_STORED ROWS_.
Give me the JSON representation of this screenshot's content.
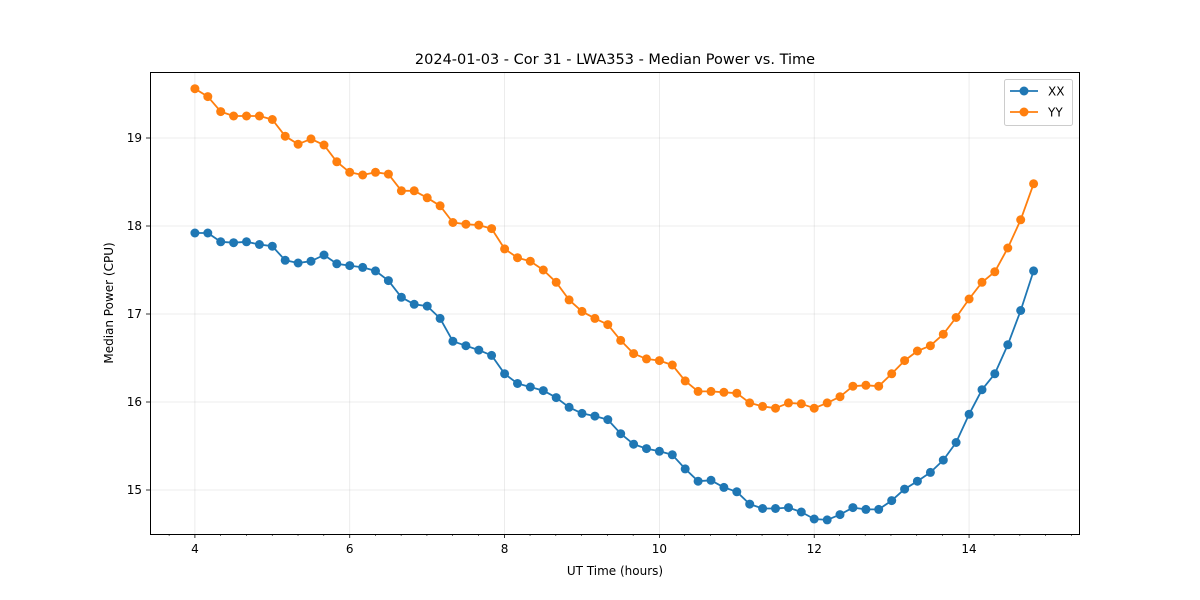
{
  "chart_data": {
    "type": "line",
    "title": "2024-01-03 - Cor 31 - LWA353 - Median Power vs. Time",
    "xlabel": "UT Time (hours)",
    "ylabel": "Median Power (CPU)",
    "xlim": [
      3.42,
      15.42
    ],
    "ylim": [
      14.5,
      19.75
    ],
    "xticks": [
      4,
      6,
      8,
      10,
      12,
      14
    ],
    "yticks": [
      15,
      16,
      17,
      18,
      19
    ],
    "x_minor_step": 0.333,
    "grid": true,
    "legend_position": "top-right",
    "x": [
      4.0,
      4.167,
      4.333,
      4.5,
      4.667,
      4.833,
      5.0,
      5.167,
      5.333,
      5.5,
      5.667,
      5.833,
      6.0,
      6.167,
      6.333,
      6.5,
      6.667,
      6.833,
      7.0,
      7.167,
      7.333,
      7.5,
      7.667,
      7.833,
      8.0,
      8.167,
      8.333,
      8.5,
      8.667,
      8.833,
      9.0,
      9.167,
      9.333,
      9.5,
      9.667,
      9.833,
      10.0,
      10.167,
      10.333,
      10.5,
      10.667,
      10.833,
      11.0,
      11.167,
      11.333,
      11.5,
      11.667,
      11.833,
      12.0,
      12.167,
      12.333,
      12.5,
      12.667,
      12.833,
      13.0,
      13.167,
      13.333,
      13.5,
      13.667,
      13.833,
      14.0,
      14.167,
      14.333,
      14.5,
      14.667,
      14.833
    ],
    "series": [
      {
        "name": "XX",
        "color": "#1f77b4",
        "values": [
          17.92,
          17.92,
          17.82,
          17.81,
          17.82,
          17.79,
          17.77,
          17.61,
          17.58,
          17.6,
          17.67,
          17.57,
          17.55,
          17.53,
          17.49,
          17.38,
          17.19,
          17.11,
          17.09,
          16.95,
          16.69,
          16.64,
          16.59,
          16.53,
          16.32,
          16.21,
          16.17,
          16.13,
          16.05,
          15.94,
          15.87,
          15.84,
          15.8,
          15.64,
          15.52,
          15.47,
          15.44,
          15.4,
          15.24,
          15.1,
          15.11,
          15.03,
          14.98,
          14.84,
          14.79,
          14.79,
          14.8,
          14.75,
          14.67,
          14.66,
          14.72,
          14.8,
          14.78,
          14.78,
          14.88,
          15.01,
          15.1,
          15.2,
          15.34,
          15.54,
          15.86,
          16.14,
          16.32,
          16.65,
          17.04,
          17.49
        ]
      },
      {
        "name": "YY",
        "color": "#ff7f0e",
        "values": [
          19.56,
          19.47,
          19.3,
          19.25,
          19.25,
          19.25,
          19.21,
          19.02,
          18.93,
          18.99,
          18.92,
          18.73,
          18.61,
          18.58,
          18.61,
          18.59,
          18.4,
          18.4,
          18.32,
          18.23,
          18.04,
          18.02,
          18.01,
          17.97,
          17.74,
          17.64,
          17.6,
          17.5,
          17.36,
          17.16,
          17.03,
          16.95,
          16.88,
          16.7,
          16.55,
          16.49,
          16.47,
          16.42,
          16.24,
          16.12,
          16.12,
          16.11,
          16.1,
          15.99,
          15.95,
          15.93,
          15.99,
          15.98,
          15.93,
          15.99,
          16.06,
          16.18,
          16.19,
          16.18,
          16.32,
          16.47,
          16.58,
          16.64,
          16.77,
          16.96,
          17.17,
          17.36,
          17.48,
          17.75,
          18.07,
          18.48
        ]
      }
    ]
  }
}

_GOAL_.
Give all the entries again exactly, dropping each picture.

_SOLUTION FOR THIS PROBLEM_.
Give me the JSON representation of this screenshot's content.
{
  "chart_data": {
    "type": "line",
    "title": "2024-01-03 - Cor 31 - LWA353 - Median Power vs. Time",
    "xlabel": "UT Time (hours)",
    "ylabel": "Median Power (CPU)",
    "xlim": [
      3.42,
      15.42
    ],
    "ylim": [
      14.5,
      19.75
    ],
    "xticks": [
      4,
      6,
      8,
      10,
      12,
      14
    ],
    "yticks": [
      15,
      16,
      17,
      18,
      19
    ],
    "x_minor_step": 0.333,
    "grid": true,
    "legend_position": "top-right",
    "x": [
      4.0,
      4.167,
      4.333,
      4.5,
      4.667,
      4.833,
      5.0,
      5.167,
      5.333,
      5.5,
      5.667,
      5.833,
      6.0,
      6.167,
      6.333,
      6.5,
      6.667,
      6.833,
      7.0,
      7.167,
      7.333,
      7.5,
      7.667,
      7.833,
      8.0,
      8.167,
      8.333,
      8.5,
      8.667,
      8.833,
      9.0,
      9.167,
      9.333,
      9.5,
      9.667,
      9.833,
      10.0,
      10.167,
      10.333,
      10.5,
      10.667,
      10.833,
      11.0,
      11.167,
      11.333,
      11.5,
      11.667,
      11.833,
      12.0,
      12.167,
      12.333,
      12.5,
      12.667,
      12.833,
      13.0,
      13.167,
      13.333,
      13.5,
      13.667,
      13.833,
      14.0,
      14.167,
      14.333,
      14.5,
      14.667,
      14.833
    ],
    "series": [
      {
        "name": "XX",
        "color": "#1f77b4",
        "values": [
          17.92,
          17.92,
          17.82,
          17.81,
          17.82,
          17.79,
          17.77,
          17.61,
          17.58,
          17.6,
          17.67,
          17.57,
          17.55,
          17.53,
          17.49,
          17.38,
          17.19,
          17.11,
          17.09,
          16.95,
          16.69,
          16.64,
          16.59,
          16.53,
          16.32,
          16.21,
          16.17,
          16.13,
          16.05,
          15.94,
          15.87,
          15.84,
          15.8,
          15.64,
          15.52,
          15.47,
          15.44,
          15.4,
          15.24,
          15.1,
          15.11,
          15.03,
          14.98,
          14.84,
          14.79,
          14.79,
          14.8,
          14.75,
          14.67,
          14.66,
          14.72,
          14.8,
          14.78,
          14.78,
          14.88,
          15.01,
          15.1,
          15.2,
          15.34,
          15.54,
          15.86,
          16.14,
          16.32,
          16.65,
          17.04,
          17.49
        ]
      },
      {
        "name": "YY",
        "color": "#ff7f0e",
        "values": [
          19.56,
          19.47,
          19.3,
          19.25,
          19.25,
          19.25,
          19.21,
          19.02,
          18.93,
          18.99,
          18.92,
          18.73,
          18.61,
          18.58,
          18.61,
          18.59,
          18.4,
          18.4,
          18.32,
          18.23,
          18.04,
          18.02,
          18.01,
          17.97,
          17.74,
          17.64,
          17.6,
          17.5,
          17.36,
          17.16,
          17.03,
          16.95,
          16.88,
          16.7,
          16.55,
          16.49,
          16.47,
          16.42,
          16.24,
          16.12,
          16.12,
          16.11,
          16.1,
          15.99,
          15.95,
          15.93,
          15.99,
          15.98,
          15.93,
          15.99,
          16.06,
          16.18,
          16.19,
          16.18,
          16.32,
          16.47,
          16.58,
          16.64,
          16.77,
          16.96,
          17.17,
          17.36,
          17.48,
          17.75,
          18.07,
          18.48
        ]
      }
    ]
  }
}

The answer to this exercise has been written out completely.